-- Begin Input data --
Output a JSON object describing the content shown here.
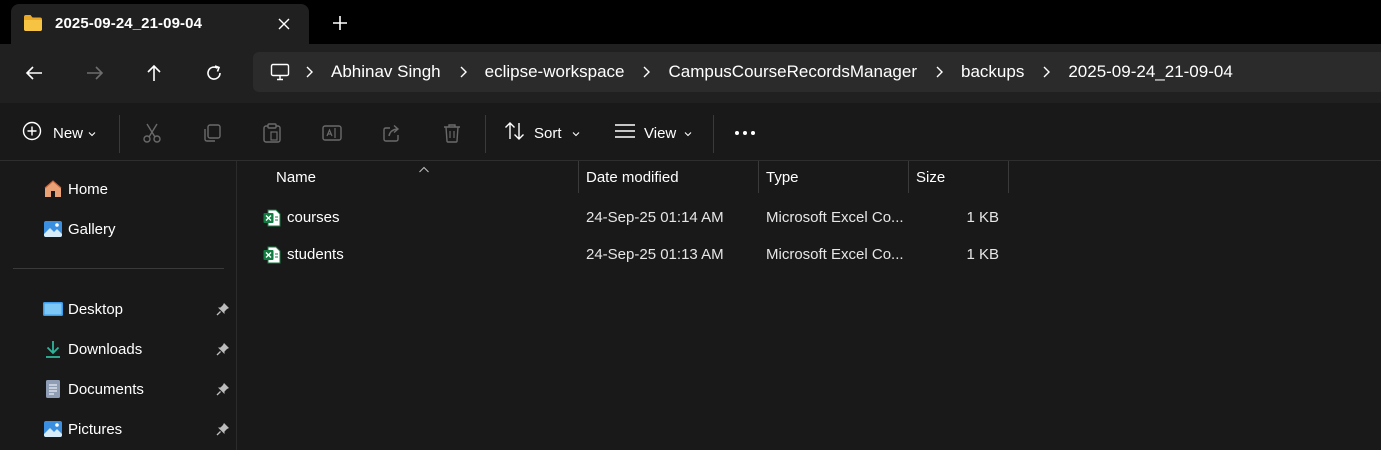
{
  "tab": {
    "title": "2025-09-24_21-09-04",
    "close_icon": "close-icon",
    "new_tab_icon": "plus-icon"
  },
  "nav": {
    "back": "back-arrow-icon",
    "forward": "forward-arrow-icon",
    "up": "up-arrow-icon",
    "refresh": "refresh-icon"
  },
  "breadcrumb": {
    "root_icon": "this-pc-icon",
    "items": [
      "Abhinav Singh",
      "eclipse-workspace",
      "CampusCourseRecordsManager",
      "backups",
      "2025-09-24_21-09-04"
    ]
  },
  "toolbar": {
    "new_label": "New",
    "sort_label": "Sort",
    "view_label": "View",
    "actions": [
      "cut-icon",
      "copy-icon",
      "paste-icon",
      "rename-icon",
      "share-icon",
      "delete-icon"
    ],
    "more_icon": "more-icon"
  },
  "sidebar": {
    "items": [
      {
        "label": "Home",
        "icon": "home-icon",
        "pinned": false
      },
      {
        "label": "Gallery",
        "icon": "gallery-icon",
        "pinned": false
      },
      {
        "label": "Desktop",
        "icon": "desktop-icon",
        "pinned": true
      },
      {
        "label": "Downloads",
        "icon": "downloads-icon",
        "pinned": true
      },
      {
        "label": "Documents",
        "icon": "documents-icon",
        "pinned": true
      },
      {
        "label": "Pictures",
        "icon": "pictures-icon",
        "pinned": true
      }
    ]
  },
  "file_list": {
    "columns": [
      "Name",
      "Date modified",
      "Type",
      "Size"
    ],
    "rows": [
      {
        "name": "courses",
        "date": "24-Sep-25 01:14 AM",
        "type": "Microsoft Excel Co...",
        "size": "1 KB"
      },
      {
        "name": "students",
        "date": "24-Sep-25 01:13 AM",
        "type": "Microsoft Excel Co...",
        "size": "1 KB"
      }
    ]
  },
  "colors": {
    "accent_folder": "#f4c244",
    "excel_green": "#107c41",
    "background": "#191919"
  }
}
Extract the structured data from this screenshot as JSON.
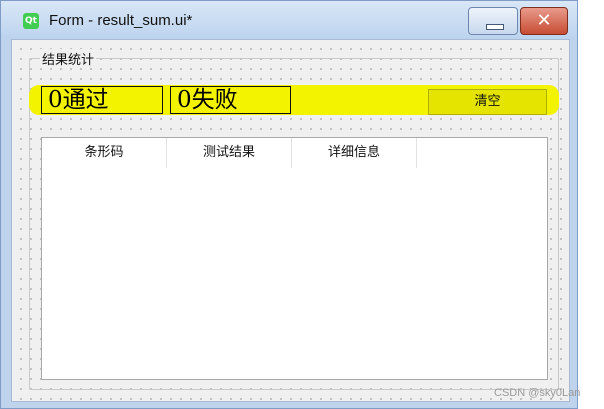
{
  "window": {
    "title": "Form - result_sum.ui*",
    "icon_text": "Qt",
    "close_glyph": "✕"
  },
  "group": {
    "title": "结果统计"
  },
  "counters": {
    "pass_text": "0通过",
    "fail_text": "0失败"
  },
  "clear_button": {
    "label": "清空"
  },
  "table": {
    "columns": [
      "条形码",
      "测试结果",
      "详细信息"
    ]
  },
  "watermark": "CSDN @sky0Lan",
  "colors": {
    "highlight": "#f3f300",
    "clear_button": "#e4e400",
    "close_button": "#c74c33"
  }
}
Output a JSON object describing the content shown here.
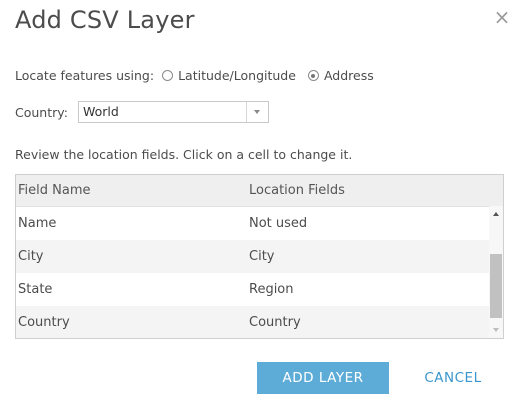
{
  "dialog": {
    "title": "Add CSV Layer",
    "close_glyph": "×"
  },
  "locate": {
    "label": "Locate features using:",
    "options": [
      {
        "label": "Latitude/Longitude",
        "checked": false
      },
      {
        "label": "Address",
        "checked": true
      }
    ]
  },
  "country": {
    "label": "Country:",
    "value": "World"
  },
  "review_text": "Review the location fields. Click on a cell to change it.",
  "table": {
    "headers": [
      "Field Name",
      "Location Fields"
    ],
    "rows": [
      [
        "Name",
        "Not used"
      ],
      [
        "City",
        "City"
      ],
      [
        "State",
        "Region"
      ],
      [
        "Country",
        "Country"
      ]
    ]
  },
  "buttons": {
    "add_layer": "ADD LAYER",
    "cancel": "CANCEL"
  },
  "colors": {
    "primary_button": "#5dacd8",
    "link": "#3a96cc"
  }
}
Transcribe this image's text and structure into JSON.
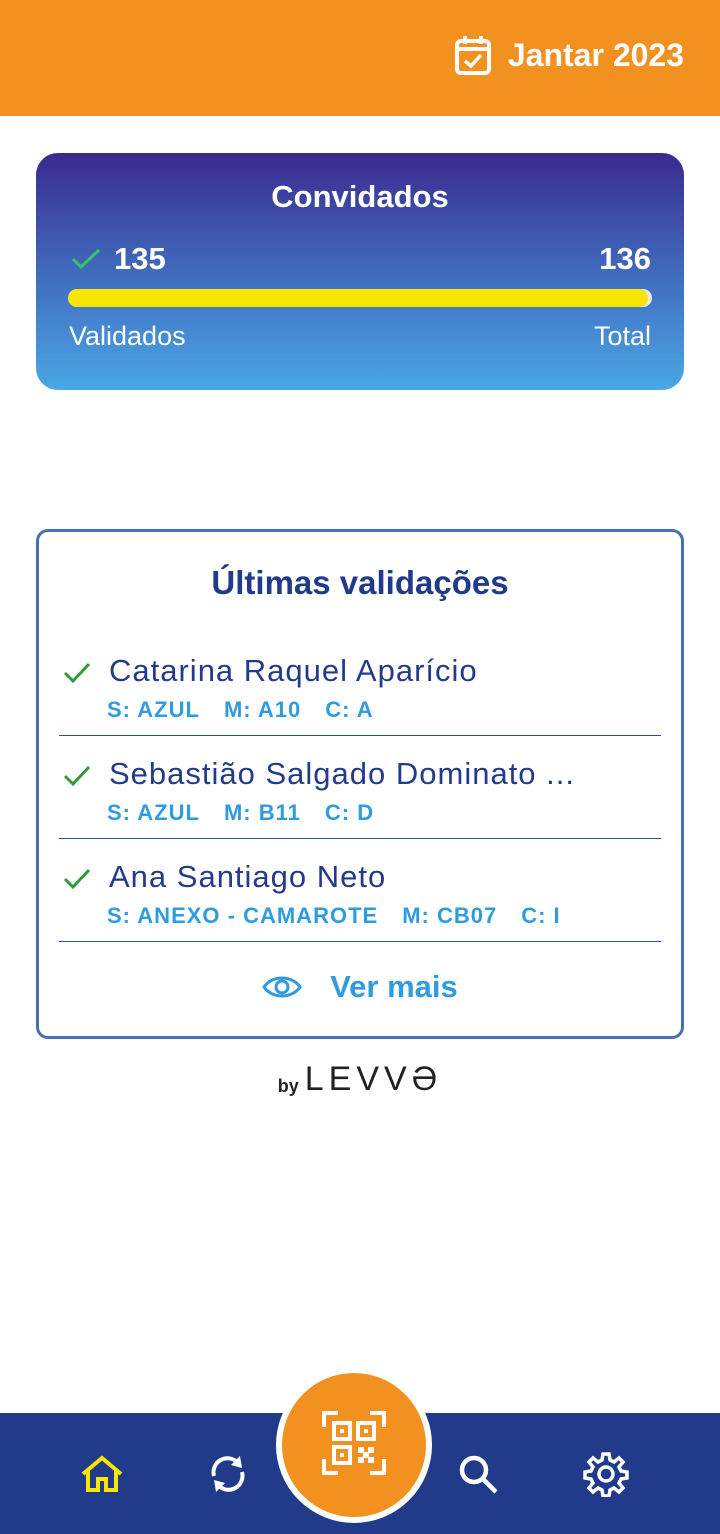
{
  "header": {
    "event_title": "Jantar 2023",
    "icon": "calendar-check-icon",
    "background_color": "#f29120"
  },
  "guests": {
    "title": "Convidados",
    "validated_count": "135",
    "total_count": "136",
    "validated_label": "Validados",
    "total_label": "Total",
    "progress_fraction": 0.9926,
    "progress_color": "#f7e600"
  },
  "recent": {
    "title": "Últimas validações",
    "entries": [
      {
        "name": "Catarina Raquel Aparício",
        "sector": "S: AZUL",
        "table": "M: A10",
        "chair": "C: A"
      },
      {
        "name": "Sebastião Salgado Dominato ...",
        "sector": "S: AZUL",
        "table": "M: B11",
        "chair": "C: D"
      },
      {
        "name": "Ana Santiago Neto",
        "sector": "S: ANEXO - CAMAROTE",
        "table": "M: CB07",
        "chair": "C: I"
      }
    ],
    "see_more_label": "Ver mais",
    "see_more_icon": "eye-icon"
  },
  "branding": {
    "by": "by",
    "name": "LEVVƏ"
  },
  "nav": {
    "items": [
      {
        "icon": "home-icon",
        "active": true
      },
      {
        "icon": "sync-icon",
        "active": false
      },
      {
        "icon": "qr-scan-icon",
        "active": false
      },
      {
        "icon": "search-icon",
        "active": false
      },
      {
        "icon": "settings-icon",
        "active": false
      }
    ],
    "active_color": "#f7e600",
    "background_color": "#223a8a"
  }
}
-- End Input data --
§ **What this task involves**
Quote the data exactly, leaving every image out of the copy.

§ **Full solution**
Output a JSON object describing the content shown here.
{
  "tab": {
    "title": "2025-09-24_21-09-04",
    "close_icon": "close-icon",
    "new_tab_icon": "plus-icon"
  },
  "nav": {
    "back": "back-arrow-icon",
    "forward": "forward-arrow-icon",
    "up": "up-arrow-icon",
    "refresh": "refresh-icon"
  },
  "breadcrumb": {
    "root_icon": "this-pc-icon",
    "items": [
      "Abhinav Singh",
      "eclipse-workspace",
      "CampusCourseRecordsManager",
      "backups",
      "2025-09-24_21-09-04"
    ]
  },
  "toolbar": {
    "new_label": "New",
    "sort_label": "Sort",
    "view_label": "View",
    "actions": [
      "cut-icon",
      "copy-icon",
      "paste-icon",
      "rename-icon",
      "share-icon",
      "delete-icon"
    ],
    "more_icon": "more-icon"
  },
  "sidebar": {
    "items": [
      {
        "label": "Home",
        "icon": "home-icon",
        "pinned": false
      },
      {
        "label": "Gallery",
        "icon": "gallery-icon",
        "pinned": false
      },
      {
        "label": "Desktop",
        "icon": "desktop-icon",
        "pinned": true
      },
      {
        "label": "Downloads",
        "icon": "downloads-icon",
        "pinned": true
      },
      {
        "label": "Documents",
        "icon": "documents-icon",
        "pinned": true
      },
      {
        "label": "Pictures",
        "icon": "pictures-icon",
        "pinned": true
      }
    ]
  },
  "file_list": {
    "columns": [
      "Name",
      "Date modified",
      "Type",
      "Size"
    ],
    "rows": [
      {
        "name": "courses",
        "date": "24-Sep-25 01:14 AM",
        "type": "Microsoft Excel Co...",
        "size": "1 KB"
      },
      {
        "name": "students",
        "date": "24-Sep-25 01:13 AM",
        "type": "Microsoft Excel Co...",
        "size": "1 KB"
      }
    ]
  },
  "colors": {
    "accent_folder": "#f4c244",
    "excel_green": "#107c41",
    "background": "#191919"
  }
}
Extract the structured data from this screenshot as JSON.
{
  "window": {
    "title": "Form - result_sum.ui*",
    "icon_text": "Qt",
    "close_glyph": "✕"
  },
  "group": {
    "title": "结果统计"
  },
  "counters": {
    "pass_text": "0通过",
    "fail_text": "0失败"
  },
  "clear_button": {
    "label": "清空"
  },
  "table": {
    "columns": [
      "条形码",
      "测试结果",
      "详细信息"
    ]
  },
  "watermark": "CSDN @sky0Lan",
  "colors": {
    "highlight": "#f3f300",
    "clear_button": "#e4e400",
    "close_button": "#c74c33"
  }
}
Output a JSON object describing the content shown here.
{
  "dialog": {
    "title": "Add CSV Layer",
    "close_glyph": "×"
  },
  "locate": {
    "label": "Locate features using:",
    "options": [
      {
        "label": "Latitude/Longitude",
        "checked": false
      },
      {
        "label": "Address",
        "checked": true
      }
    ]
  },
  "country": {
    "label": "Country:",
    "value": "World"
  },
  "review_text": "Review the location fields. Click on a cell to change it.",
  "table": {
    "headers": [
      "Field Name",
      "Location Fields"
    ],
    "rows": [
      [
        "Name",
        "Not used"
      ],
      [
        "City",
        "City"
      ],
      [
        "State",
        "Region"
      ],
      [
        "Country",
        "Country"
      ]
    ]
  },
  "buttons": {
    "add_layer": "ADD LAYER",
    "cancel": "CANCEL"
  },
  "colors": {
    "primary_button": "#5dacd8",
    "link": "#3a96cc"
  }
}
Transcribe this image's text and structure into JSON.
{
  "header": {
    "event_title": "Jantar 2023",
    "icon": "calendar-check-icon",
    "background_color": "#f29120"
  },
  "guests": {
    "title": "Convidados",
    "validated_count": "135",
    "total_count": "136",
    "validated_label": "Validados",
    "total_label": "Total",
    "progress_fraction": 0.9926,
    "progress_color": "#f7e600"
  },
  "recent": {
    "title": "Últimas validações",
    "entries": [
      {
        "name": "Catarina Raquel Aparício",
        "sector": "S: AZUL",
        "table": "M: A10",
        "chair": "C: A"
      },
      {
        "name": "Sebastião Salgado Dominato ...",
        "sector": "S: AZUL",
        "table": "M: B11",
        "chair": "C: D"
      },
      {
        "name": "Ana Santiago Neto",
        "sector": "S: ANEXO - CAMAROTE",
        "table": "M: CB07",
        "chair": "C: I"
      }
    ],
    "see_more_label": "Ver mais",
    "see_more_icon": "eye-icon"
  },
  "branding": {
    "by": "by",
    "name": "LEVVƏ"
  },
  "nav": {
    "items": [
      {
        "icon": "home-icon",
        "active": true
      },
      {
        "icon": "sync-icon",
        "active": false
      },
      {
        "icon": "qr-scan-icon",
        "active": false
      },
      {
        "icon": "search-icon",
        "active": false
      },
      {
        "icon": "settings-icon",
        "active": false
      }
    ],
    "active_color": "#f7e600",
    "background_color": "#223a8a"
  }
}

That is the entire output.